Task data =>
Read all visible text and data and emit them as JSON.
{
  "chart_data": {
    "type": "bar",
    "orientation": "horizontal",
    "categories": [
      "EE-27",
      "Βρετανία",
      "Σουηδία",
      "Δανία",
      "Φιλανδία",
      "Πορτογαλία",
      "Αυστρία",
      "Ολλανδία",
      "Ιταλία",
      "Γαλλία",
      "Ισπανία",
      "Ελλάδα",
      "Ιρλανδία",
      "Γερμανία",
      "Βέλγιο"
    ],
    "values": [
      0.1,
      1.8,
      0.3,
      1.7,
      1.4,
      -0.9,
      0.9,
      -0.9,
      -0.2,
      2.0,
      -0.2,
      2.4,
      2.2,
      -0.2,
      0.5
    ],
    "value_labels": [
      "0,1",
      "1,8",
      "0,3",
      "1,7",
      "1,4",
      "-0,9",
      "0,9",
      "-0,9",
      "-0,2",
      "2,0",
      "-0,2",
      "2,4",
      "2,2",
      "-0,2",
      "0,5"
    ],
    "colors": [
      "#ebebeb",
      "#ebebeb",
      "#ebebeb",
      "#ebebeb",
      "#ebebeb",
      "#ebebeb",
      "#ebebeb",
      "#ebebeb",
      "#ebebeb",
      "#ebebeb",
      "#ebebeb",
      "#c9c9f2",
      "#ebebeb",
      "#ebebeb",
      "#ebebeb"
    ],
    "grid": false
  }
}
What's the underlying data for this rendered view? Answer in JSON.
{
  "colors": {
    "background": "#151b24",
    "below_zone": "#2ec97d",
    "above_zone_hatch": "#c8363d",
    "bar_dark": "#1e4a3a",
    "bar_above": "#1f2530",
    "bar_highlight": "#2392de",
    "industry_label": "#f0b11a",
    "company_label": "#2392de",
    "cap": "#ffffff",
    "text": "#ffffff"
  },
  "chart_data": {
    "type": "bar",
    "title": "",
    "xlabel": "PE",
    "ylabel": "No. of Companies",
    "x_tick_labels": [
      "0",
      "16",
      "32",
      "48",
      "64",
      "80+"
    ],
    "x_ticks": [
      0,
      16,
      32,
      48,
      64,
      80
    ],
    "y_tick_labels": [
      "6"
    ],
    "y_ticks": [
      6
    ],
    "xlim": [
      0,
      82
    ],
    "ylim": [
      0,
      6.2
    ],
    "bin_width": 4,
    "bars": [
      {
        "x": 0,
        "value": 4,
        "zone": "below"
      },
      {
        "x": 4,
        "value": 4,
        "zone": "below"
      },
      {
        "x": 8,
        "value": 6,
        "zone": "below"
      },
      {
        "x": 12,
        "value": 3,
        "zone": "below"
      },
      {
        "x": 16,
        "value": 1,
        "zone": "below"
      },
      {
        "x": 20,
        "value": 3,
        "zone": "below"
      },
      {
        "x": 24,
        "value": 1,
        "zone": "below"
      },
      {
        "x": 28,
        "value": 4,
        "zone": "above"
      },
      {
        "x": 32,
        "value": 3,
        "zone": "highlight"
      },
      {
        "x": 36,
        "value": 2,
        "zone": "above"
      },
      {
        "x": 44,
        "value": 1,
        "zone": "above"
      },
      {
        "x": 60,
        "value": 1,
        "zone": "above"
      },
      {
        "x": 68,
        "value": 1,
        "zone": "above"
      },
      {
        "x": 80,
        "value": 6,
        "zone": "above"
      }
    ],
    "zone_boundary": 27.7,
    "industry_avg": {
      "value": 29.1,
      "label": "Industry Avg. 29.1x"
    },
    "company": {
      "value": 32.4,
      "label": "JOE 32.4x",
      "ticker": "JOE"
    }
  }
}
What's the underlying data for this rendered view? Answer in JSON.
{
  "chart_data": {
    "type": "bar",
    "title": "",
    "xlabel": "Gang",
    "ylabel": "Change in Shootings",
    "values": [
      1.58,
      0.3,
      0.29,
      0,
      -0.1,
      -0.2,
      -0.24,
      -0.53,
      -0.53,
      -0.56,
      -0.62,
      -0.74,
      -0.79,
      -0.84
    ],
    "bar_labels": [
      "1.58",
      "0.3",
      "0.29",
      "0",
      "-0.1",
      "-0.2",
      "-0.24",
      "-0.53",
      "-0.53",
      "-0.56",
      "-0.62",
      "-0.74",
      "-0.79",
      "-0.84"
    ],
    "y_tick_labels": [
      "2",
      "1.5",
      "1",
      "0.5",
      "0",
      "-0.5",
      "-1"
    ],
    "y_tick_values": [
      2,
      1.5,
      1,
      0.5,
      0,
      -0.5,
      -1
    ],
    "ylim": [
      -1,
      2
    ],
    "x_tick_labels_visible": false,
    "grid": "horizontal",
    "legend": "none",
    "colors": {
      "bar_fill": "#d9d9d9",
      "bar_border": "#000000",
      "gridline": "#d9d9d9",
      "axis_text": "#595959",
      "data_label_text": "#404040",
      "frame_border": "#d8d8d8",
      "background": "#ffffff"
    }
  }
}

Job =>
Output each entry precisely as given.

Worked solution =>
Read all visible text and data and emit them as JSON.
{
  "chart_data": {
    "type": "bar",
    "orientation": "horizontal",
    "categories": [
      "EE-27",
      "Βρετανία",
      "Σουηδία",
      "Δανία",
      "Φιλανδία",
      "Πορτογαλία",
      "Αυστρία",
      "Ολλανδία",
      "Ιταλία",
      "Γαλλία",
      "Ισπανία",
      "Ελλάδα",
      "Ιρλανδία",
      "Γερμανία",
      "Βέλγιο"
    ],
    "values": [
      0.1,
      1.8,
      0.3,
      1.7,
      1.4,
      -0.9,
      0.9,
      -0.9,
      -0.2,
      2.0,
      -0.2,
      2.4,
      2.2,
      -0.2,
      0.5
    ],
    "value_labels": [
      "0,1",
      "1,8",
      "0,3",
      "1,7",
      "1,4",
      "-0,9",
      "0,9",
      "-0,9",
      "-0,2",
      "2,0",
      "-0,2",
      "2,4",
      "2,2",
      "-0,2",
      "0,5"
    ],
    "colors": [
      "#ebebeb",
      "#ebebeb",
      "#ebebeb",
      "#ebebeb",
      "#ebebeb",
      "#ebebeb",
      "#ebebeb",
      "#ebebeb",
      "#ebebeb",
      "#ebebeb",
      "#ebebeb",
      "#c9c9f2",
      "#ebebeb",
      "#ebebeb",
      "#ebebeb"
    ],
    "grid": false
  }
}
What's the underlying data for this rendered view? Answer in JSON.
{
  "colors": {
    "background": "#151b24",
    "below_zone": "#2ec97d",
    "above_zone_hatch": "#c8363d",
    "bar_dark": "#1e4a3a",
    "bar_above": "#1f2530",
    "bar_highlight": "#2392de",
    "industry_label": "#f0b11a",
    "company_label": "#2392de",
    "cap": "#ffffff",
    "text": "#ffffff"
  },
  "chart_data": {
    "type": "bar",
    "title": "",
    "xlabel": "PE",
    "ylabel": "No. of Companies",
    "x_tick_labels": [
      "0",
      "16",
      "32",
      "48",
      "64",
      "80+"
    ],
    "x_ticks": [
      0,
      16,
      32,
      48,
      64,
      80
    ],
    "y_tick_labels": [
      "6"
    ],
    "y_ticks": [
      6
    ],
    "xlim": [
      0,
      82
    ],
    "ylim": [
      0,
      6.2
    ],
    "bin_width": 4,
    "bars": [
      {
        "x": 0,
        "value": 4,
        "zone": "below"
      },
      {
        "x": 4,
        "value": 4,
        "zone": "below"
      },
      {
        "x": 8,
        "value": 6,
        "zone": "below"
      },
      {
        "x": 12,
        "value": 3,
        "zone": "below"
      },
      {
        "x": 16,
        "value": 1,
        "zone": "below"
      },
      {
        "x": 20,
        "value": 3,
        "zone": "below"
      },
      {
        "x": 24,
        "value": 1,
        "zone": "below"
      },
      {
        "x": 28,
        "value": 4,
        "zone": "above"
      },
      {
        "x": 32,
        "value": 3,
        "zone": "highlight"
      },
      {
        "x": 36,
        "value": 2,
        "zone": "above"
      },
      {
        "x": 44,
        "value": 1,
        "zone": "above"
      },
      {
        "x": 60,
        "value": 1,
        "zone": "above"
      },
      {
        "x": 68,
        "value": 1,
        "zone": "above"
      },
      {
        "x": 80,
        "value": 6,
        "zone": "above"
      }
    ],
    "zone_boundary": 27.7,
    "industry_avg": {
      "value": 29.1,
      "label": "Industry Avg. 29.1x"
    },
    "company": {
      "value": 32.4,
      "label": "JOE 32.4x",
      "ticker": "JOE"
    }
  }
}
What's the underlying data for this rendered view? Answer in JSON.
{
  "chart_data": {
    "type": "bar",
    "title": "",
    "xlabel": "Gang",
    "ylabel": "Change in Shootings",
    "values": [
      1.58,
      0.3,
      0.29,
      0,
      -0.1,
      -0.2,
      -0.24,
      -0.53,
      -0.53,
      -0.56,
      -0.62,
      -0.74,
      -0.79,
      -0.84
    ],
    "bar_labels": [
      "1.58",
      "0.3",
      "0.29",
      "0",
      "-0.1",
      "-0.2",
      "-0.24",
      "-0.53",
      "-0.53",
      "-0.56",
      "-0.62",
      "-0.74",
      "-0.79",
      "-0.84"
    ],
    "y_tick_labels": [
      "2",
      "1.5",
      "1",
      "0.5",
      "0",
      "-0.5",
      "-1"
    ],
    "y_tick_values": [
      2,
      1.5,
      1,
      0.5,
      0,
      -0.5,
      -1
    ],
    "ylim": [
      -1,
      2
    ],
    "x_tick_labels_visible": false,
    "grid": "horizontal",
    "legend": "none",
    "colors": {
      "bar_fill": "#d9d9d9",
      "bar_border": "#000000",
      "gridline": "#d9d9d9",
      "axis_text": "#595959",
      "data_label_text": "#404040",
      "frame_border": "#d8d8d8",
      "background": "#ffffff"
    }
  }
}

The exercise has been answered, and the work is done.